Everything from the line that holds "Convert this document image to plain text." through the end of the data below should be output exactly, both ends included.

** Begin Given records **

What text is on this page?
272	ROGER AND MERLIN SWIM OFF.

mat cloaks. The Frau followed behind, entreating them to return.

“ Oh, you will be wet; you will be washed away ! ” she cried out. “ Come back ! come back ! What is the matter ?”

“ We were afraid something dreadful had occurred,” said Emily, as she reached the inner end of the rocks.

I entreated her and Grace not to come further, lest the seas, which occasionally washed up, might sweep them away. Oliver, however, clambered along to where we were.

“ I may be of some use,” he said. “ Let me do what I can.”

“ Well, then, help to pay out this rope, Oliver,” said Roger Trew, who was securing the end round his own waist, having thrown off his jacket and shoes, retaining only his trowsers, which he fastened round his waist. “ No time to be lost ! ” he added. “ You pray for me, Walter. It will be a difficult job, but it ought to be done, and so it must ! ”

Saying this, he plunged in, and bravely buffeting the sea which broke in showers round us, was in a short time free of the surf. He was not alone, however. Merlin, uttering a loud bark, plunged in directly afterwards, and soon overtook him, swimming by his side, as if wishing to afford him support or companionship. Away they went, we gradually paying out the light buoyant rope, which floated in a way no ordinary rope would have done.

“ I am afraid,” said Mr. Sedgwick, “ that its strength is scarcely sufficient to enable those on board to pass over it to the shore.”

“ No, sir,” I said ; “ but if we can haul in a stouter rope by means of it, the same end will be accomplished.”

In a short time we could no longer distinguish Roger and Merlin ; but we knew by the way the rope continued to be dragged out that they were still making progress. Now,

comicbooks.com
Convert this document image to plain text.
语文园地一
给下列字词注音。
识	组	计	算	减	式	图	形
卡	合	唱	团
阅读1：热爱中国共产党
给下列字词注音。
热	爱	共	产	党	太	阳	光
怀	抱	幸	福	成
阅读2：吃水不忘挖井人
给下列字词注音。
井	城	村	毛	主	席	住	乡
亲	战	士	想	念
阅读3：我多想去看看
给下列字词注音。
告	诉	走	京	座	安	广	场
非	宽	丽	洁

** End Given records **

*Solution to the problem*:
Convert this document image to plain text.
语文园地一
给下列字词注音。
识	组	计	算	减	式	图	形
卡	合	唱	团
阅读1：热爱中国共产党
给下列字词注音。
热	爱	共	产	党	太	阳	光
怀	抱	幸	福	成
阅读2：吃水不忘挖井人
给下列字词注音。
井	城	村	毛	主	席	住	乡
亲	战	士	想	念
阅读3：我多想去看看
给下列字词注音。
告	诉	走	京	座	安	广	场
非	宽	丽	洁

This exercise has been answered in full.